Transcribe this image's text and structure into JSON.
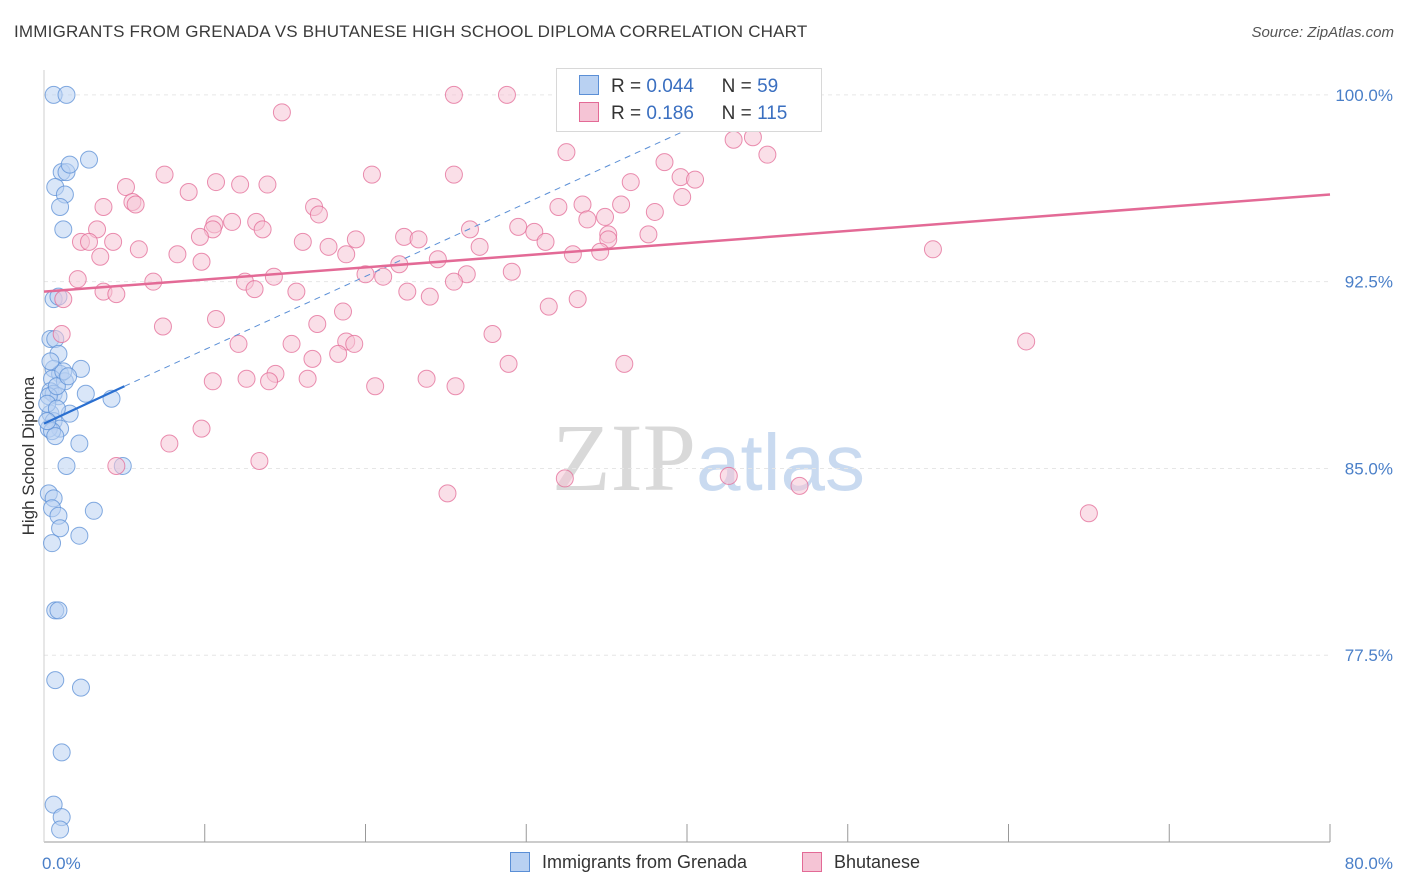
{
  "chart_data": {
    "type": "scatter",
    "title": "IMMIGRANTS FROM GRENADA VS BHUTANESE HIGH SCHOOL DIPLOMA CORRELATION CHART",
    "source": "Source: ZipAtlas.com",
    "xlabel": "",
    "ylabel": "High School Diploma",
    "xlim": [
      0,
      80
    ],
    "ylim": [
      70,
      101
    ],
    "x_tick_labels": [
      "0.0%",
      "80.0%"
    ],
    "y_ticks": [
      77.5,
      85.0,
      92.5,
      100.0
    ],
    "y_tick_labels": [
      "77.5%",
      "85.0%",
      "92.5%",
      "100.0%"
    ],
    "grid": true,
    "watermark": {
      "part1": "ZIP",
      "part2": "atlas"
    },
    "legend": {
      "position": "top-center",
      "rows": [
        {
          "r_label": "R =",
          "r_value": "0.044",
          "n_label": "N =",
          "n_value": "59"
        },
        {
          "r_label": "R =",
          "r_value": "0.186",
          "n_label": "N =",
          "n_value": "115"
        }
      ]
    },
    "series": [
      {
        "name": "Immigrants from Grenada",
        "color": "#5b8fd6",
        "fill": "#b9d1f2",
        "trend": {
          "x": [
            0,
            5
          ],
          "y": [
            86.8,
            88.3
          ]
        },
        "trend_extension": {
          "x": [
            5,
            40
          ],
          "y": [
            88.3,
            98.6
          ]
        },
        "points": [
          [
            0.6,
            100
          ],
          [
            1.4,
            100
          ],
          [
            2.8,
            97.4
          ],
          [
            1.1,
            96.9
          ],
          [
            1.4,
            96.9
          ],
          [
            1.6,
            97.2
          ],
          [
            0.7,
            96.3
          ],
          [
            1.3,
            96.0
          ],
          [
            1.0,
            95.5
          ],
          [
            1.2,
            94.6
          ],
          [
            0.6,
            91.8
          ],
          [
            0.9,
            91.9
          ],
          [
            0.4,
            90.2
          ],
          [
            0.7,
            90.2
          ],
          [
            0.9,
            89.6
          ],
          [
            0.6,
            89.0
          ],
          [
            1.0,
            88.8
          ],
          [
            0.5,
            88.6
          ],
          [
            1.3,
            88.5
          ],
          [
            2.3,
            89.0
          ],
          [
            0.4,
            88.1
          ],
          [
            0.6,
            88.0
          ],
          [
            0.9,
            87.9
          ],
          [
            0.3,
            87.9
          ],
          [
            2.6,
            88.0
          ],
          [
            4.2,
            87.8
          ],
          [
            0.4,
            87.2
          ],
          [
            1.6,
            87.2
          ],
          [
            0.6,
            86.9
          ],
          [
            1.0,
            86.6
          ],
          [
            0.3,
            86.6
          ],
          [
            0.5,
            86.5
          ],
          [
            0.7,
            86.3
          ],
          [
            2.2,
            86.0
          ],
          [
            1.4,
            85.1
          ],
          [
            4.9,
            85.1
          ],
          [
            0.3,
            84.0
          ],
          [
            0.6,
            83.8
          ],
          [
            0.5,
            83.4
          ],
          [
            0.9,
            83.1
          ],
          [
            3.1,
            83.3
          ],
          [
            1.0,
            82.6
          ],
          [
            2.2,
            82.3
          ],
          [
            0.5,
            82.0
          ],
          [
            0.7,
            79.3
          ],
          [
            0.9,
            79.3
          ],
          [
            0.7,
            76.5
          ],
          [
            2.3,
            76.2
          ],
          [
            1.1,
            73.6
          ],
          [
            0.6,
            71.5
          ],
          [
            1.1,
            71.0
          ],
          [
            1.0,
            70.5
          ],
          [
            0.2,
            87.6
          ],
          [
            0.8,
            87.4
          ],
          [
            1.2,
            88.9
          ],
          [
            0.4,
            89.3
          ],
          [
            0.8,
            88.3
          ],
          [
            1.5,
            88.7
          ],
          [
            0.2,
            86.9
          ]
        ]
      },
      {
        "name": "Bhutanese",
        "color": "#e36a96",
        "fill": "#f5c4d5",
        "trend": {
          "x": [
            0,
            80
          ],
          "y": [
            92.1,
            96.0
          ]
        },
        "points": [
          [
            25.5,
            100
          ],
          [
            28.8,
            100
          ],
          [
            42.8,
            100
          ],
          [
            14.8,
            99.3
          ],
          [
            44.1,
            98.3
          ],
          [
            42.9,
            98.2
          ],
          [
            32.5,
            97.7
          ],
          [
            45.0,
            97.6
          ],
          [
            38.6,
            97.3
          ],
          [
            39.6,
            96.7
          ],
          [
            7.5,
            96.8
          ],
          [
            10.7,
            96.5
          ],
          [
            12.2,
            96.4
          ],
          [
            13.9,
            96.4
          ],
          [
            20.4,
            96.8
          ],
          [
            25.5,
            96.8
          ],
          [
            36.5,
            96.5
          ],
          [
            40.5,
            96.6
          ],
          [
            5.1,
            96.3
          ],
          [
            9.0,
            96.1
          ],
          [
            39.7,
            95.9
          ],
          [
            5.5,
            95.7
          ],
          [
            5.7,
            95.6
          ],
          [
            3.7,
            95.5
          ],
          [
            16.8,
            95.5
          ],
          [
            33.5,
            95.6
          ],
          [
            35.9,
            95.6
          ],
          [
            17.1,
            95.2
          ],
          [
            32.0,
            95.5
          ],
          [
            34.9,
            95.1
          ],
          [
            38.0,
            95.3
          ],
          [
            33.8,
            95.0
          ],
          [
            10.6,
            94.8
          ],
          [
            11.7,
            94.9
          ],
          [
            13.2,
            94.9
          ],
          [
            29.5,
            94.7
          ],
          [
            3.3,
            94.6
          ],
          [
            13.6,
            94.6
          ],
          [
            10.5,
            94.6
          ],
          [
            26.5,
            94.6
          ],
          [
            30.5,
            94.5
          ],
          [
            37.6,
            94.4
          ],
          [
            35.1,
            94.4
          ],
          [
            9.7,
            94.3
          ],
          [
            16.1,
            94.1
          ],
          [
            19.4,
            94.2
          ],
          [
            22.4,
            94.3
          ],
          [
            23.3,
            94.2
          ],
          [
            31.2,
            94.1
          ],
          [
            2.3,
            94.1
          ],
          [
            2.8,
            94.1
          ],
          [
            4.3,
            94.1
          ],
          [
            5.9,
            93.8
          ],
          [
            17.7,
            93.9
          ],
          [
            27.1,
            93.9
          ],
          [
            35.1,
            94.2
          ],
          [
            32.9,
            93.6
          ],
          [
            8.3,
            93.6
          ],
          [
            18.8,
            93.6
          ],
          [
            3.5,
            93.5
          ],
          [
            9.8,
            93.3
          ],
          [
            24.5,
            93.4
          ],
          [
            22.1,
            93.2
          ],
          [
            29.1,
            92.9
          ],
          [
            21.1,
            92.7
          ],
          [
            26.3,
            92.8
          ],
          [
            34.6,
            93.7
          ],
          [
            55.3,
            93.8
          ],
          [
            2.1,
            92.6
          ],
          [
            6.8,
            92.5
          ],
          [
            12.5,
            92.5
          ],
          [
            14.3,
            92.7
          ],
          [
            20.0,
            92.8
          ],
          [
            25.5,
            92.5
          ],
          [
            3.7,
            92.1
          ],
          [
            4.5,
            92.0
          ],
          [
            13.1,
            92.2
          ],
          [
            15.7,
            92.1
          ],
          [
            22.6,
            92.1
          ],
          [
            1.2,
            91.8
          ],
          [
            24.0,
            91.9
          ],
          [
            33.2,
            91.8
          ],
          [
            18.6,
            91.3
          ],
          [
            31.4,
            91.5
          ],
          [
            17.0,
            90.8
          ],
          [
            10.7,
            91.0
          ],
          [
            7.4,
            90.7
          ],
          [
            27.9,
            90.4
          ],
          [
            18.8,
            90.1
          ],
          [
            12.1,
            90.0
          ],
          [
            15.4,
            90.0
          ],
          [
            19.3,
            90.0
          ],
          [
            61.1,
            90.1
          ],
          [
            1.1,
            90.4
          ],
          [
            16.7,
            89.4
          ],
          [
            18.3,
            89.6
          ],
          [
            14.4,
            88.8
          ],
          [
            16.4,
            88.6
          ],
          [
            23.8,
            88.6
          ],
          [
            28.9,
            89.2
          ],
          [
            25.6,
            88.3
          ],
          [
            14.0,
            88.5
          ],
          [
            12.6,
            88.6
          ],
          [
            10.5,
            88.5
          ],
          [
            36.1,
            89.2
          ],
          [
            20.6,
            88.3
          ],
          [
            13.4,
            85.3
          ],
          [
            25.1,
            84.0
          ],
          [
            32.4,
            84.6
          ],
          [
            42.6,
            84.7
          ],
          [
            47.0,
            84.3
          ],
          [
            65.0,
            83.2
          ],
          [
            9.8,
            86.6
          ],
          [
            7.8,
            86.0
          ],
          [
            4.5,
            85.1
          ]
        ]
      }
    ]
  },
  "bottom_legend": {
    "items": [
      {
        "label": "Immigrants from Grenada"
      },
      {
        "label": "Bhutanese"
      }
    ]
  }
}
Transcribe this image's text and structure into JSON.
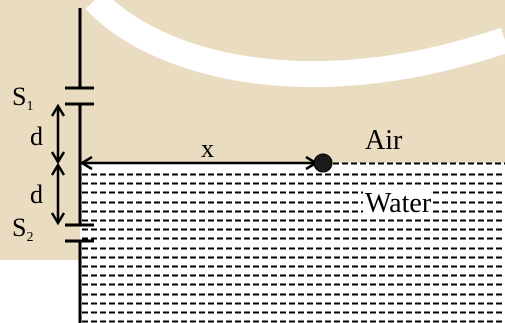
{
  "labels": {
    "s1_main": "S",
    "s1_sub": "1",
    "s2_main": "S",
    "s2_sub": "2",
    "d_upper": "d",
    "d_lower": "d",
    "x": "x",
    "air": "Air",
    "water": "Water"
  },
  "colors": {
    "background_tan": "#e9dcc1",
    "lines": "#000000",
    "water_bg": "#ffffff"
  }
}
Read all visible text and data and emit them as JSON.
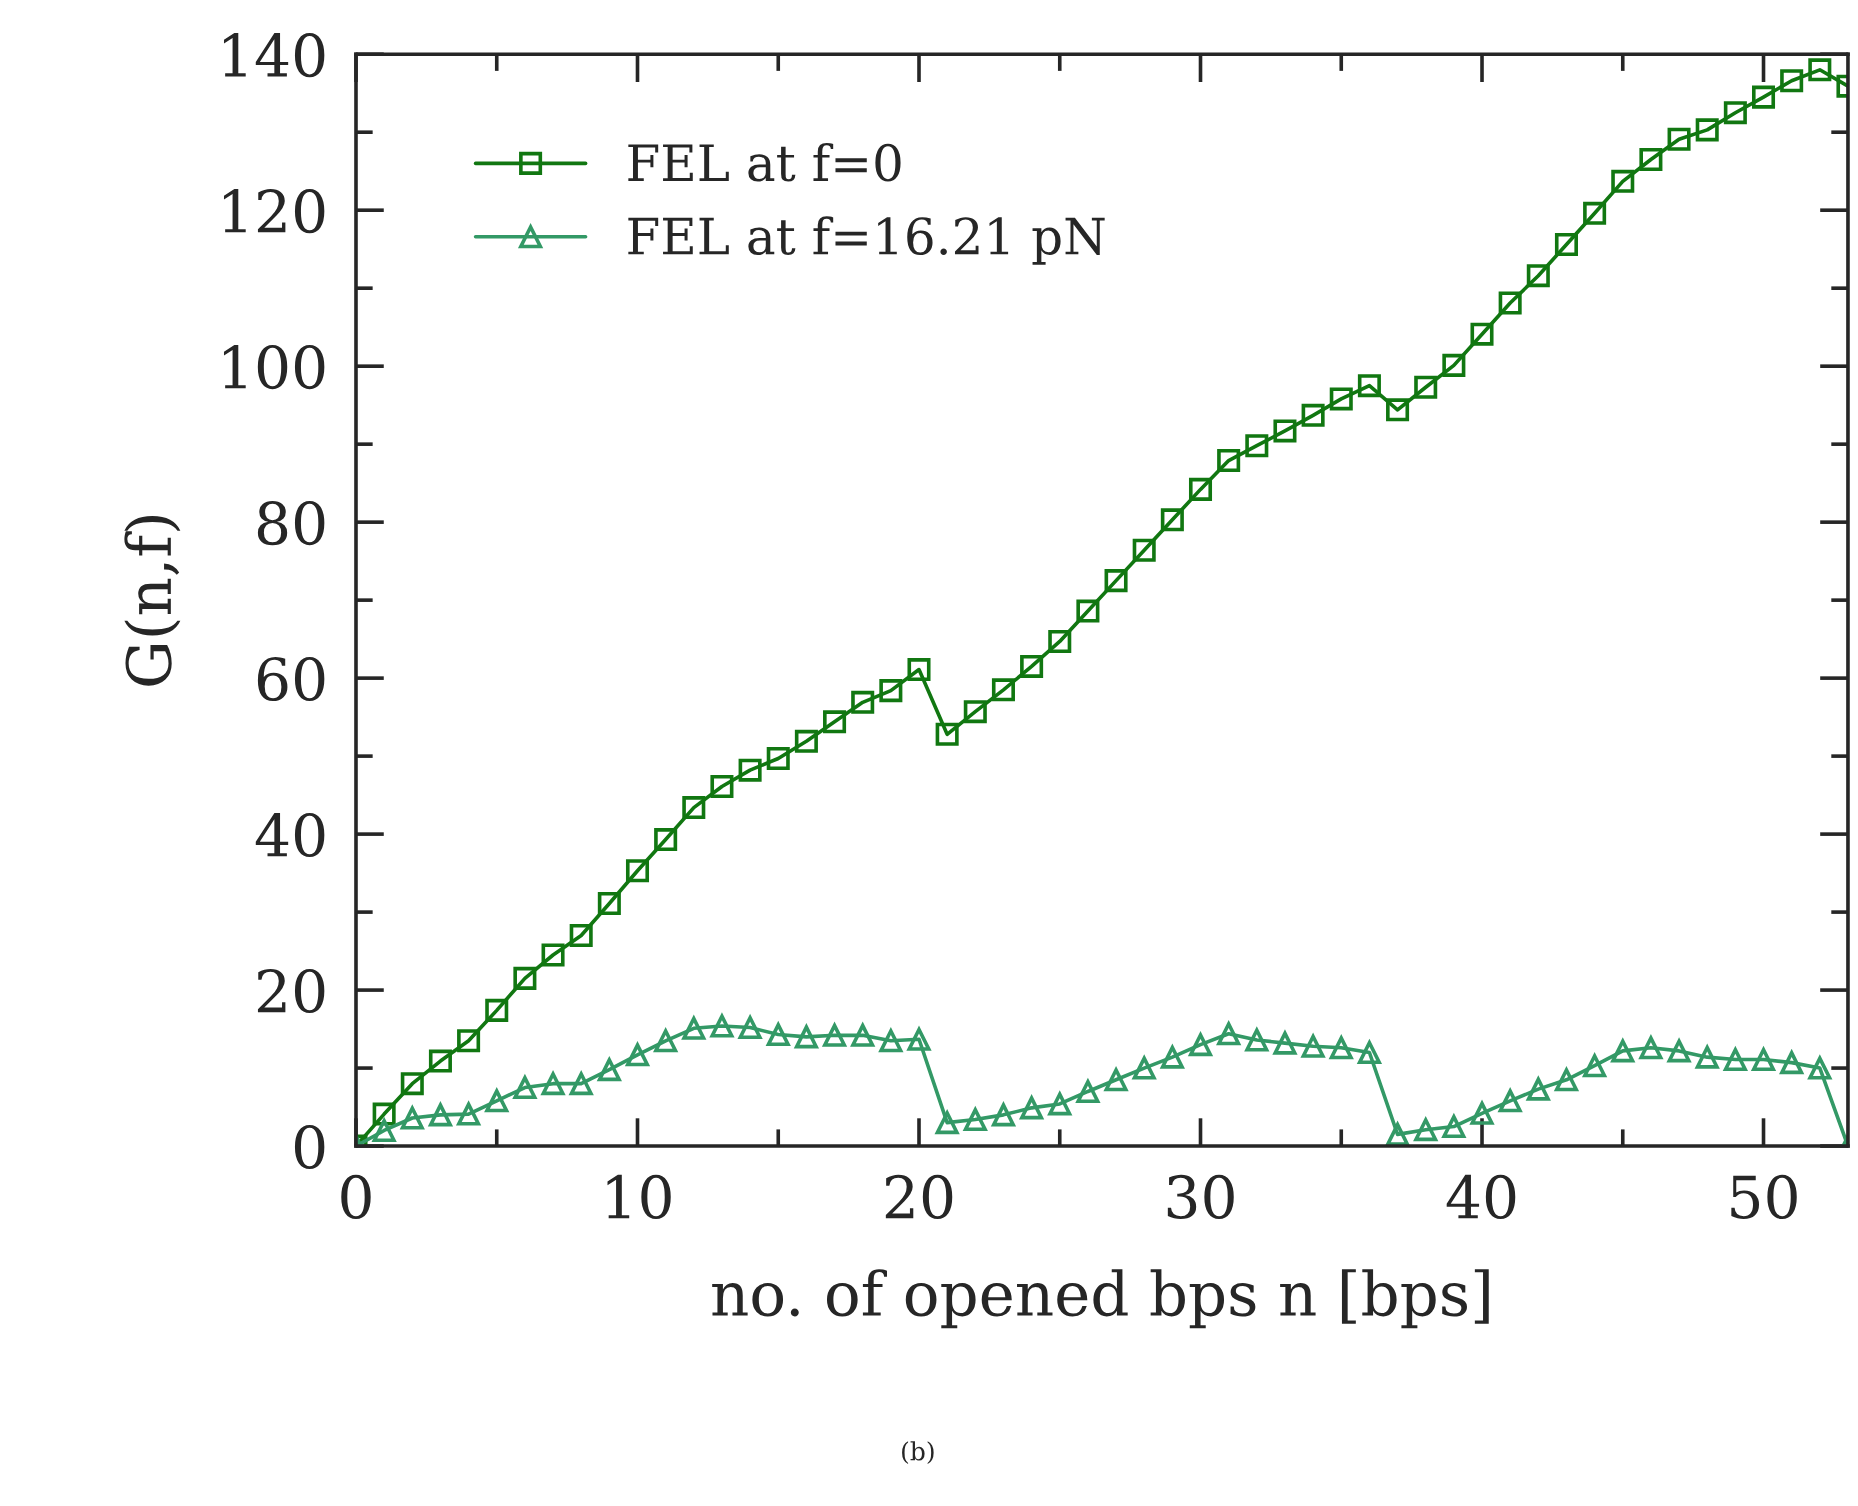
{
  "chart_data": {
    "type": "line",
    "xlabel": "no. of opened bps n [bps]",
    "ylabel": "G(n,f)",
    "x": [
      0,
      1,
      2,
      3,
      4,
      5,
      6,
      7,
      8,
      9,
      10,
      11,
      12,
      13,
      14,
      15,
      16,
      17,
      18,
      19,
      20,
      21,
      22,
      23,
      24,
      25,
      26,
      27,
      28,
      29,
      30,
      31,
      32,
      33,
      34,
      35,
      36,
      37,
      38,
      39,
      40,
      41,
      42,
      43,
      44,
      45,
      46,
      47,
      48,
      49,
      50,
      51,
      52,
      53
    ],
    "series": [
      {
        "name": "FEL at f=0",
        "color": "#117711",
        "marker": "square",
        "values": [
          0,
          4.1,
          8.0,
          10.9,
          13.5,
          17.4,
          21.5,
          24.5,
          27.0,
          31.1,
          35.3,
          39.3,
          43.4,
          46.1,
          48.2,
          49.7,
          51.9,
          54.4,
          56.9,
          58.4,
          61.1,
          52.8,
          55.7,
          58.5,
          61.5,
          64.7,
          68.6,
          72.5,
          76.4,
          80.3,
          84.2,
          87.9,
          89.8,
          91.7,
          93.7,
          95.8,
          97.5,
          94.4,
          97.3,
          100.1,
          104.1,
          108.1,
          111.6,
          115.6,
          119.6,
          123.7,
          126.5,
          129.1,
          130.3,
          132.5,
          134.5,
          136.6,
          138.0,
          135.9
        ]
      },
      {
        "name": "FEL at f=16.21 pN",
        "color": "#339966",
        "marker": "triangle",
        "values": [
          0,
          2.0,
          3.6,
          4.0,
          4.1,
          5.8,
          7.5,
          8.0,
          8.0,
          9.8,
          11.7,
          13.5,
          15.1,
          15.4,
          15.2,
          14.3,
          14.0,
          14.2,
          14.2,
          13.5,
          13.7,
          3.0,
          3.4,
          4.0,
          4.9,
          5.4,
          7.0,
          8.5,
          10.0,
          11.4,
          13.0,
          14.4,
          13.6,
          13.2,
          12.8,
          12.6,
          12.0,
          1.5,
          2.1,
          2.5,
          4.2,
          5.8,
          7.3,
          8.5,
          10.3,
          12.2,
          12.6,
          12.2,
          11.4,
          11.1,
          11.1,
          10.7,
          10.0,
          0
        ]
      }
    ],
    "xlim": [
      0,
      53
    ],
    "ylim": [
      0,
      140
    ],
    "xticks": [
      0,
      {
        "value": 5,
        "label": null
      },
      10,
      {
        "value": 15,
        "label": null
      },
      20,
      {
        "value": 25,
        "label": null
      },
      30,
      {
        "value": 35,
        "label": null
      },
      40,
      {
        "value": 45,
        "label": null
      },
      50
    ],
    "yticks": [
      0,
      {
        "value": 10,
        "label": null
      },
      20,
      {
        "value": 30,
        "label": null
      },
      40,
      {
        "value": 50,
        "label": null
      },
      60,
      {
        "value": 70,
        "label": null
      },
      80,
      {
        "value": 90,
        "label": null
      },
      100,
      {
        "value": 110,
        "label": null
      },
      120,
      {
        "value": 130,
        "label": null
      },
      140
    ],
    "grid": false,
    "legend": "top left",
    "line_style": "solid",
    "annotations": [
      "(b)"
    ]
  }
}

- [The request]:
Copy in full each line that holds the word "name".

- [Reply to the exercise]:
        "name": "Immigrants from Grenada",
        "name": "Bhutanese",
        "name": "FEL at f=0",
        "name": "FEL at f=16.21 pN",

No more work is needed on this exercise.